Search the listing below for the string "eighty" and show each line that contains it.

TASK INPUT →
◆ ◆ ◆
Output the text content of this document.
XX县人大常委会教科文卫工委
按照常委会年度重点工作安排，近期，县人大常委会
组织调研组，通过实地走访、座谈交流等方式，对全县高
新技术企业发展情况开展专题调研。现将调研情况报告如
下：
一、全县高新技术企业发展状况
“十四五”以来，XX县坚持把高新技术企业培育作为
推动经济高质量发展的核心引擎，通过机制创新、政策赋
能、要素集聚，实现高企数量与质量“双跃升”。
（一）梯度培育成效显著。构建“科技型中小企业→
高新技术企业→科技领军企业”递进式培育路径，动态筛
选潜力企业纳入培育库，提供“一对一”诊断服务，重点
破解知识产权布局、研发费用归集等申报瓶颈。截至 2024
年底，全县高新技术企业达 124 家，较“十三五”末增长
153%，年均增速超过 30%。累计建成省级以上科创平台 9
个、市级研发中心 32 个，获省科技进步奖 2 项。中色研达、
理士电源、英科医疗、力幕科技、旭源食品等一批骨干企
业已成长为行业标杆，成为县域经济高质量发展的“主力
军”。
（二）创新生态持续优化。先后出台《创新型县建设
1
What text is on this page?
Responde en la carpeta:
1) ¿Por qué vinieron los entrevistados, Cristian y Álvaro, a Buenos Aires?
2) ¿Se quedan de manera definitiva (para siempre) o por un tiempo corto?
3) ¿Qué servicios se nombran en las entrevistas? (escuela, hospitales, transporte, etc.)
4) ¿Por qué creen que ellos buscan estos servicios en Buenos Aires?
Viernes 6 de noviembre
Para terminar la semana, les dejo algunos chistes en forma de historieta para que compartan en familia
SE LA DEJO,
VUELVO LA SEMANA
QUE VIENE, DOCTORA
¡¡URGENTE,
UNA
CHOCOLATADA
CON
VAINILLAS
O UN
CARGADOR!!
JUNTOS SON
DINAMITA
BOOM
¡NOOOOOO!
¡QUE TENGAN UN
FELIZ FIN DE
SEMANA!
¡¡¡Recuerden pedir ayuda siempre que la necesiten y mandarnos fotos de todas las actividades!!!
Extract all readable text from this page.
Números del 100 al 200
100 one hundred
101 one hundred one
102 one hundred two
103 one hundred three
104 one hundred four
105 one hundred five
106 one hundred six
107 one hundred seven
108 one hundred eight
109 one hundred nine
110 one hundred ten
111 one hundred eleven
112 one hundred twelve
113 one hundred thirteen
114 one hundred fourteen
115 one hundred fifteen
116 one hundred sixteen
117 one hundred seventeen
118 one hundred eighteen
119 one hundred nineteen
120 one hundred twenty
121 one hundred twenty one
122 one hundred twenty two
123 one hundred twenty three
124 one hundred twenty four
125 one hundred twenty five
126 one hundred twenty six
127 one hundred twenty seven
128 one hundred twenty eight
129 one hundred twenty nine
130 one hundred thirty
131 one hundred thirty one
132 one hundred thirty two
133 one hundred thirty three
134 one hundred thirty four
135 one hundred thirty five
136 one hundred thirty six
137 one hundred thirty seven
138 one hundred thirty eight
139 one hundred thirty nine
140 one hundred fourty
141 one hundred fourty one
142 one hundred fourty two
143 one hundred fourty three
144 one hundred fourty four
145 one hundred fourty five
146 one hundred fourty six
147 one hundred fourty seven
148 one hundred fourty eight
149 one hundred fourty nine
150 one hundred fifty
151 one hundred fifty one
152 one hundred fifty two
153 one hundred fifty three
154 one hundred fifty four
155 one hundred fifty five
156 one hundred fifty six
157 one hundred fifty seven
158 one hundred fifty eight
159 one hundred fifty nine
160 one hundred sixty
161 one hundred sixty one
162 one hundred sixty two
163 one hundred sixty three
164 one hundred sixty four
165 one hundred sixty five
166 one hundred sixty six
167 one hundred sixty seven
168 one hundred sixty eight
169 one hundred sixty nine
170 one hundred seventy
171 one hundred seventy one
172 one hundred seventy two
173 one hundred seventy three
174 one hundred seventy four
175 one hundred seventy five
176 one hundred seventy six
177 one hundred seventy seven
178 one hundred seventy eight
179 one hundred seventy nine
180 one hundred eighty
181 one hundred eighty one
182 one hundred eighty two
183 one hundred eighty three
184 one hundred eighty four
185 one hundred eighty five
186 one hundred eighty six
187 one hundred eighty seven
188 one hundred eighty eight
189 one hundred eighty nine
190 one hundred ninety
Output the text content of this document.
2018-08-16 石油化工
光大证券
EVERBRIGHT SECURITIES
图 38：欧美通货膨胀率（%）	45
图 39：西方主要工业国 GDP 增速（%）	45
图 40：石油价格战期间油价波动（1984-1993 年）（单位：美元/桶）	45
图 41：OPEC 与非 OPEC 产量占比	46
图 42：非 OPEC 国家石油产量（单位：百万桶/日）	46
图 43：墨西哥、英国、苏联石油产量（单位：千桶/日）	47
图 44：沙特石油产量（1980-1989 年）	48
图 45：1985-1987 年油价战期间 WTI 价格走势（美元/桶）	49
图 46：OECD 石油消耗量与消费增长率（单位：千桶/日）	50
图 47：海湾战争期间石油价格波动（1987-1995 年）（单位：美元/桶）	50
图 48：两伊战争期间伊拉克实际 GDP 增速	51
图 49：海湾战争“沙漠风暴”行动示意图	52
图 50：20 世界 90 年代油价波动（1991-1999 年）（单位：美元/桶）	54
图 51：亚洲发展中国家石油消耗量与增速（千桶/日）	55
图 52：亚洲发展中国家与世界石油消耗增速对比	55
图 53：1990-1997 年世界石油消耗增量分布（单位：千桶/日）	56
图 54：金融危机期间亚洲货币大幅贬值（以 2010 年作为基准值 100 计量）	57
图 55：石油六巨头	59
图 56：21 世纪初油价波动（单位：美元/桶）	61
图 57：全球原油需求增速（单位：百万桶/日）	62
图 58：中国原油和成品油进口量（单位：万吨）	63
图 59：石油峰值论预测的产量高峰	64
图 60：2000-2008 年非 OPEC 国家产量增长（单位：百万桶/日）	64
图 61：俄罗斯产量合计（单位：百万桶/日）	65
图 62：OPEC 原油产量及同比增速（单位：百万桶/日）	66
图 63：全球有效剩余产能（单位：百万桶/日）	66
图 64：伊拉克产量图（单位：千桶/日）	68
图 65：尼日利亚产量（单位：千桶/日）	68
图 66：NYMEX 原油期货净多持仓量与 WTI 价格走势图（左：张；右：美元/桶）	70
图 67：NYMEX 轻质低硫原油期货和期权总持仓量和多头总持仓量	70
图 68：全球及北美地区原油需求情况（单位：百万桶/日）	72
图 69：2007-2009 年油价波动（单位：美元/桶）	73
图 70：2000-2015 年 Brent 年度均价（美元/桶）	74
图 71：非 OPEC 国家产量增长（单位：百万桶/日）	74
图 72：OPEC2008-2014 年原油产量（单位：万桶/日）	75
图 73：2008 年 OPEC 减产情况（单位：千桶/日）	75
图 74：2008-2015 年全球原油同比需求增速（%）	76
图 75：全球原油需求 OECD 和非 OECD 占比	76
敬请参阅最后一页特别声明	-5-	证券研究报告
◆ ◆ ◆
THE REPLY →
180 one hundred eighty
181 one hundred eighty one
182 one hundred eighty two
183 one hundred eighty three
184 one hundred eighty four
185 one hundred eighty five
186 one hundred eighty six
187 one hundred eighty seven
188 one hundred eighty eight
189 one hundred eighty nine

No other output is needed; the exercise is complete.